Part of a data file
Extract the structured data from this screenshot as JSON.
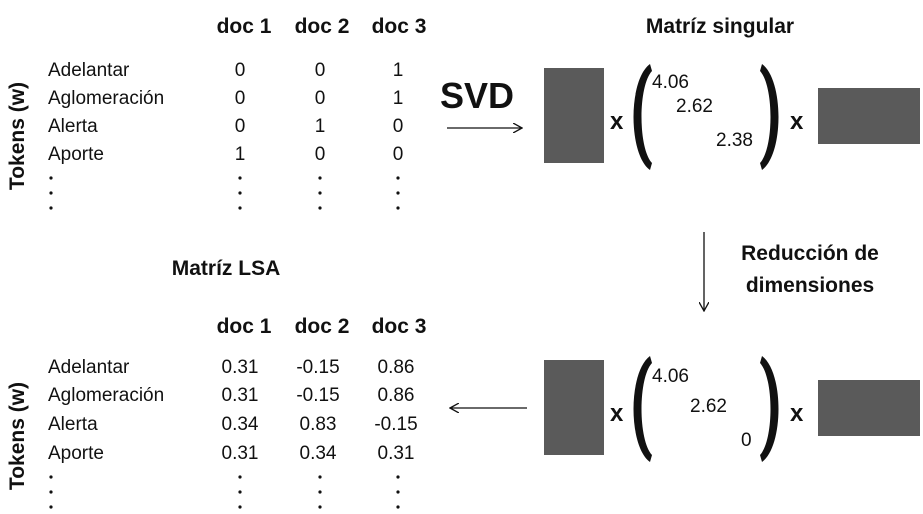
{
  "top_matrix": {
    "axis_label": "Tokens (w)",
    "columns": [
      "doc 1",
      "doc 2",
      "doc 3"
    ],
    "rows": [
      {
        "token": "Adelantar",
        "values": [
          "0",
          "0",
          "1"
        ]
      },
      {
        "token": "Aglomeración",
        "values": [
          "0",
          "0",
          "1"
        ]
      },
      {
        "token": "Alerta",
        "values": [
          "0",
          "1",
          "0"
        ]
      },
      {
        "token": "Aporte",
        "values": [
          "1",
          "0",
          "0"
        ]
      }
    ]
  },
  "svd": {
    "label": "SVD",
    "title": "Matríz singular",
    "times": "x",
    "singular_values": [
      "4.06",
      "2.62",
      "2.38"
    ],
    "box_color": "#5a5a5a"
  },
  "reduction": {
    "line1": "Reducción de",
    "line2": "dimensiones",
    "times": "x",
    "singular_values": [
      "4.06",
      "2.62",
      "0"
    ]
  },
  "bottom_matrix": {
    "title": "Matríz LSA",
    "axis_label": "Tokens (w)",
    "columns": [
      "doc 1",
      "doc 2",
      "doc 3"
    ],
    "rows": [
      {
        "token": "Adelantar",
        "values": [
          "0.31",
          "-0.15",
          "0.86"
        ]
      },
      {
        "token": "Aglomeración",
        "values": [
          "0.31",
          "-0.15",
          "0.86"
        ]
      },
      {
        "token": "Alerta",
        "values": [
          "0.34",
          "0.83",
          "-0.15"
        ]
      },
      {
        "token": "Aporte",
        "values": [
          "0.31",
          "0.34",
          "0.31"
        ]
      }
    ]
  }
}
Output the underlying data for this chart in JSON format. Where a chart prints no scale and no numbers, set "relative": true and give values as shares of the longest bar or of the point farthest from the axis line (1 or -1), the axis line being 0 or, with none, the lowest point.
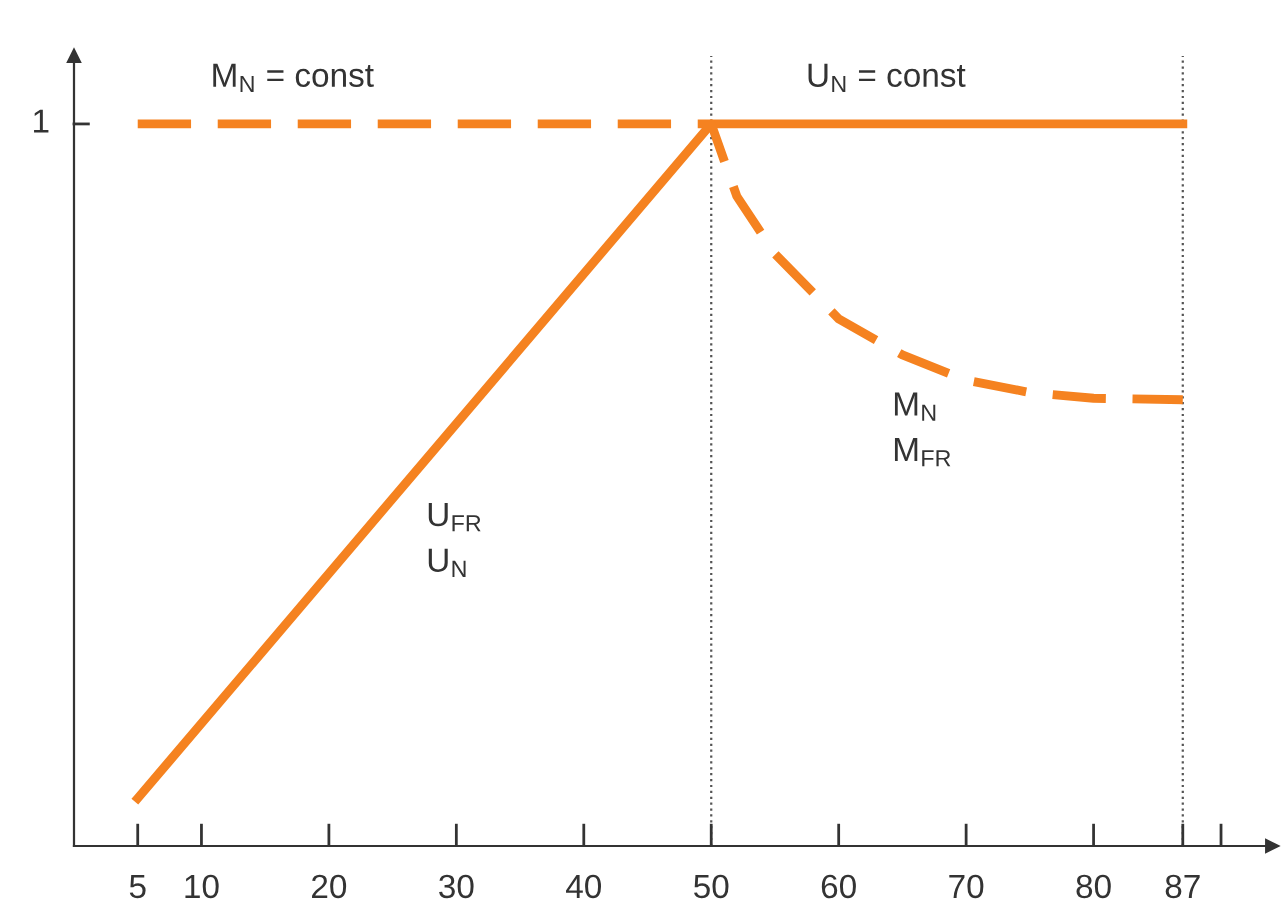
{
  "chart_data": {
    "type": "line",
    "relative": true,
    "xlim": [
      0,
      94
    ],
    "xticks": [
      5,
      10,
      20,
      30,
      40,
      50,
      60,
      70,
      80,
      87,
      {
        "value": 90,
        "label": null
      }
    ],
    "series": [
      {
        "color": "#f58220",
        "line_style": "solid",
        "x": [
          5,
          50,
          87
        ],
        "values": [
          0.066,
          1,
          1
        ]
      },
      {
        "color": "#f58220",
        "line_style": "dashed",
        "x": [
          5,
          50,
          52,
          55,
          60,
          65,
          70,
          75,
          80,
          87
        ],
        "values": [
          1,
          1,
          0.9,
          0.82,
          0.73,
          0.68,
          0.645,
          0.628,
          0.62,
          0.618
        ]
      }
    ],
    "ref_lines": [
      {
        "axis": "x",
        "value": 50,
        "color": "#555555",
        "line_style": "dotted"
      },
      {
        "axis": "x",
        "value": 87,
        "color": "#555555",
        "line_style": "dotted"
      }
    ],
    "annotations": [
      "1",
      "M$_{N}$ = const",
      "U$_{N}$ = const",
      "U$_{FR}$\nU$_{N}$",
      "M$_{N}$\nM$_{FR}$"
    ],
    "grid": false,
    "legend": false
  }
}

• _Problem requirements_
Drop the images and repeat the data exactly.

• _Final result_
Extract the structured data from this screenshot as JSON.
{
  "top_matrix": {
    "axis_label": "Tokens (w)",
    "columns": [
      "doc 1",
      "doc 2",
      "doc 3"
    ],
    "rows": [
      {
        "token": "Adelantar",
        "values": [
          "0",
          "0",
          "1"
        ]
      },
      {
        "token": "Aglomeración",
        "values": [
          "0",
          "0",
          "1"
        ]
      },
      {
        "token": "Alerta",
        "values": [
          "0",
          "1",
          "0"
        ]
      },
      {
        "token": "Aporte",
        "values": [
          "1",
          "0",
          "0"
        ]
      }
    ]
  },
  "svd": {
    "label": "SVD",
    "title": "Matríz singular",
    "times": "x",
    "singular_values": [
      "4.06",
      "2.62",
      "2.38"
    ],
    "box_color": "#5a5a5a"
  },
  "reduction": {
    "line1": "Reducción de",
    "line2": "dimensiones",
    "times": "x",
    "singular_values": [
      "4.06",
      "2.62",
      "0"
    ]
  },
  "bottom_matrix": {
    "title": "Matríz LSA",
    "axis_label": "Tokens (w)",
    "columns": [
      "doc 1",
      "doc 2",
      "doc 3"
    ],
    "rows": [
      {
        "token": "Adelantar",
        "values": [
          "0.31",
          "-0.15",
          "0.86"
        ]
      },
      {
        "token": "Aglomeración",
        "values": [
          "0.31",
          "-0.15",
          "0.86"
        ]
      },
      {
        "token": "Alerta",
        "values": [
          "0.34",
          "0.83",
          "-0.15"
        ]
      },
      {
        "token": "Aporte",
        "values": [
          "0.31",
          "0.34",
          "0.31"
        ]
      }
    ]
  }
}
Output the underlying data for this chart in JSON format. Where a chart prints no scale and no numbers, set "relative": true and give values as shares of the longest bar or of the point farthest from the axis line (1 or -1), the axis line being 0 or, with none, the lowest point.
{
  "chart_data": {
    "type": "line",
    "relative": true,
    "xlim": [
      0,
      94
    ],
    "xticks": [
      5,
      10,
      20,
      30,
      40,
      50,
      60,
      70,
      80,
      87,
      {
        "value": 90,
        "label": null
      }
    ],
    "series": [
      {
        "color": "#f58220",
        "line_style": "solid",
        "x": [
          5,
          50,
          87
        ],
        "values": [
          0.066,
          1,
          1
        ]
      },
      {
        "color": "#f58220",
        "line_style": "dashed",
        "x": [
          5,
          50,
          52,
          55,
          60,
          65,
          70,
          75,
          80,
          87
        ],
        "values": [
          1,
          1,
          0.9,
          0.82,
          0.73,
          0.68,
          0.645,
          0.628,
          0.62,
          0.618
        ]
      }
    ],
    "ref_lines": [
      {
        "axis": "x",
        "value": 50,
        "color": "#555555",
        "line_style": "dotted"
      },
      {
        "axis": "x",
        "value": 87,
        "color": "#555555",
        "line_style": "dotted"
      }
    ],
    "annotations": [
      "1",
      "M$_{N}$ = const",
      "U$_{N}$ = const",
      "U$_{FR}$\nU$_{N}$",
      "M$_{N}$\nM$_{FR}$"
    ],
    "grid": false,
    "legend": false
  }
}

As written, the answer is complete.